** START OF EXERCISE MATERIALS **

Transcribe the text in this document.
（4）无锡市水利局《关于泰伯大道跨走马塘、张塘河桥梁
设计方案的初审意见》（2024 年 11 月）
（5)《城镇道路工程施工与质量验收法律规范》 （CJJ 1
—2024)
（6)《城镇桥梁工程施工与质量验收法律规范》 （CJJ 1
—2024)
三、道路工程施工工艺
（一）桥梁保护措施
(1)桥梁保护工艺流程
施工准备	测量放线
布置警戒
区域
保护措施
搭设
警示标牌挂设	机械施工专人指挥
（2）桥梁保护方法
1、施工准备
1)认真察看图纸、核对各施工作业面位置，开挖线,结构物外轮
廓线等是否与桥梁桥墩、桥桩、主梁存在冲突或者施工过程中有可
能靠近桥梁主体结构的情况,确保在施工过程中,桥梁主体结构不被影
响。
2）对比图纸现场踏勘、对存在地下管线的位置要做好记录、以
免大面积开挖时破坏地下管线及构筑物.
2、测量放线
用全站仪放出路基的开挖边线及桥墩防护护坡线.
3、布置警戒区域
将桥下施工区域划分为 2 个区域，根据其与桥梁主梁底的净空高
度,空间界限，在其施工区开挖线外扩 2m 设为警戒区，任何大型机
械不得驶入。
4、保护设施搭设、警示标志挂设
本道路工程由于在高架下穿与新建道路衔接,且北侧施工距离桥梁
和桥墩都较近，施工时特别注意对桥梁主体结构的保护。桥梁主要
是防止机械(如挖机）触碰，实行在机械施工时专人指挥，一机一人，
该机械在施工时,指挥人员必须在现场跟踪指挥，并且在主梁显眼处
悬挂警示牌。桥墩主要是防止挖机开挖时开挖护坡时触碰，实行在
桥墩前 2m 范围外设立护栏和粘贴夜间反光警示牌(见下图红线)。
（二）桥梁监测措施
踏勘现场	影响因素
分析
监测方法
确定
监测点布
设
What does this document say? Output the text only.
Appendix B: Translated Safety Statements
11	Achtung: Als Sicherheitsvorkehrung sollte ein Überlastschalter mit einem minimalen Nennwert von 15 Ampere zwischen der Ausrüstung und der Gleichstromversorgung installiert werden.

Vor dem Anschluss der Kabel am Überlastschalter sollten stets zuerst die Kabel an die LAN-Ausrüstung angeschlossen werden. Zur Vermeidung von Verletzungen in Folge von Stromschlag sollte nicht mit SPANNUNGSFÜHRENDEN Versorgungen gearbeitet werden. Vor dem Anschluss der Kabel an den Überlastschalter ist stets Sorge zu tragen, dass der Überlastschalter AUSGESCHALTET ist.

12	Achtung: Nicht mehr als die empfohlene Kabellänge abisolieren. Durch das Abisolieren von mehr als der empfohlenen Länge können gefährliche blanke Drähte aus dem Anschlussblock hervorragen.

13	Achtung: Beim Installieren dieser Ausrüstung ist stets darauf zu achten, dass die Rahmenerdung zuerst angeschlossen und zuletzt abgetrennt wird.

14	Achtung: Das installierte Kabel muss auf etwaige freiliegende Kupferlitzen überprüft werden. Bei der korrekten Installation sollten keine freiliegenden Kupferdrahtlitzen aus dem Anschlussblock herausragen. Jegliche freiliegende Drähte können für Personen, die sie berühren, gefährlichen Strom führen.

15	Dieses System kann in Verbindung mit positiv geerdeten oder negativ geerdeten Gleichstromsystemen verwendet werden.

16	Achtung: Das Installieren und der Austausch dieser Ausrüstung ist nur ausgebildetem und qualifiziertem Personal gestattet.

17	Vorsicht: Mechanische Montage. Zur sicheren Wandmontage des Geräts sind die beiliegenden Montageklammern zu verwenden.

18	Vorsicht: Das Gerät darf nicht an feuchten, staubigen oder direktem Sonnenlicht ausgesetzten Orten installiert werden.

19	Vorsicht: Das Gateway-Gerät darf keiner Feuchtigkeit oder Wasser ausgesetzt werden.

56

** END OF EXERCISE MATERIALS **

■ **PROBLEM DETAILS**:
Your task is to transcribe the material exactly.

■ **REPLY**:
Transcribe the text in this document.
（4）无锡市水利局《关于泰伯大道跨走马塘、张塘河桥梁
设计方案的初审意见》（2024 年 11 月）
（5)《城镇道路工程施工与质量验收法律规范》 （CJJ 1
—2024)
（6)《城镇桥梁工程施工与质量验收法律规范》 （CJJ 1
—2024)
三、道路工程施工工艺
（一）桥梁保护措施
(1)桥梁保护工艺流程
施工准备	测量放线
布置警戒
区域
保护措施
搭设
警示标牌挂设	机械施工专人指挥
（2）桥梁保护方法
1、施工准备
1)认真察看图纸、核对各施工作业面位置，开挖线,结构物外轮
廓线等是否与桥梁桥墩、桥桩、主梁存在冲突或者施工过程中有可
能靠近桥梁主体结构的情况,确保在施工过程中,桥梁主体结构不被影
响。
2）对比图纸现场踏勘、对存在地下管线的位置要做好记录、以
免大面积开挖时破坏地下管线及构筑物.
2、测量放线
用全站仪放出路基的开挖边线及桥墩防护护坡线.
3、布置警戒区域
将桥下施工区域划分为 2 个区域，根据其与桥梁主梁底的净空高
度,空间界限，在其施工区开挖线外扩 2m 设为警戒区，任何大型机
械不得驶入。
4、保护设施搭设、警示标志挂设
本道路工程由于在高架下穿与新建道路衔接,且北侧施工距离桥梁
和桥墩都较近，施工时特别注意对桥梁主体结构的保护。桥梁主要
是防止机械(如挖机）触碰，实行在机械施工时专人指挥，一机一人，
该机械在施工时,指挥人员必须在现场跟踪指挥，并且在主梁显眼处
悬挂警示牌。桥墩主要是防止挖机开挖时开挖护坡时触碰，实行在
桥墩前 2m 范围外设立护栏和粘贴夜间反光警示牌(见下图红线)。
（二）桥梁监测措施
踏勘现场	影响因素
分析
监测方法
确定
监测点布
设
What does this document say? Output the text only.
Appendix B: Translated Safety Statements
11	Achtung: Als Sicherheitsvorkehrung sollte ein Überlastschalter mit einem minimalen Nennwert von 15 Ampere zwischen der Ausrüstung und der Gleichstromversorgung installiert werden.

Vor dem Anschluss der Kabel am Überlastschalter sollten stets zuerst die Kabel an die LAN-Ausrüstung angeschlossen werden. Zur Vermeidung von Verletzungen in Folge von Stromschlag sollte nicht mit SPANNUNGSFÜHRENDEN Versorgungen gearbeitet werden. Vor dem Anschluss der Kabel an den Überlastschalter ist stets Sorge zu tragen, dass der Überlastschalter AUSGESCHALTET ist.

12	Achtung: Nicht mehr als die empfohlene Kabellänge abisolieren. Durch das Abisolieren von mehr als der empfohlenen Länge können gefährliche blanke Drähte aus dem Anschlussblock hervorragen.

13	Achtung: Beim Installieren dieser Ausrüstung ist stets darauf zu achten, dass die Rahmenerdung zuerst angeschlossen und zuletzt abgetrennt wird.

14	Achtung: Das installierte Kabel muss auf etwaige freiliegende Kupferlitzen überprüft werden. Bei der korrekten Installation sollten keine freiliegenden Kupferdrahtlitzen aus dem Anschlussblock herausragen. Jegliche freiliegende Drähte können für Personen, die sie berühren, gefährlichen Strom führen.

15	Dieses System kann in Verbindung mit positiv geerdeten oder negativ geerdeten Gleichstromsystemen verwendet werden.

16	Achtung: Das Installieren und der Austausch dieser Ausrüstung ist nur ausgebildetem und qualifiziertem Personal gestattet.

17	Vorsicht: Mechanische Montage. Zur sicheren Wandmontage des Geräts sind die beiliegenden Montageklammern zu verwenden.

18	Vorsicht: Das Gerät darf nicht an feuchten, staubigen oder direktem Sonnenlicht ausgesetzten Orten installiert werden.

19	Vorsicht: Das Gateway-Gerät darf keiner Feuchtigkeit oder Wasser ausgesetzt werden.

56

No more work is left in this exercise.